Written instruction: Using the data below, copy each line that includes the word "provozovatele".
=-=-=
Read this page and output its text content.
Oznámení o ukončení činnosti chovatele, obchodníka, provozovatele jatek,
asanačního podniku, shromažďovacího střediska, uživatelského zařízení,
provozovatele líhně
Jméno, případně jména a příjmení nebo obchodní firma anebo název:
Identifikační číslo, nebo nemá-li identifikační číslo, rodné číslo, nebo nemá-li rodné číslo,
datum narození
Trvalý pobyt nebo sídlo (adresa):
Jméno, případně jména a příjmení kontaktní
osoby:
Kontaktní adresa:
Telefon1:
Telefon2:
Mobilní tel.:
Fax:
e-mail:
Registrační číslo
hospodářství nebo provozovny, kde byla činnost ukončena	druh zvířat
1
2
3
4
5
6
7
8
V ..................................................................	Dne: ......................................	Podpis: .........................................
=-=-=
The response:
Oznámení o ukončení činnosti chovatele, obchodníka, provozovatele jatek,
provozovatele líhně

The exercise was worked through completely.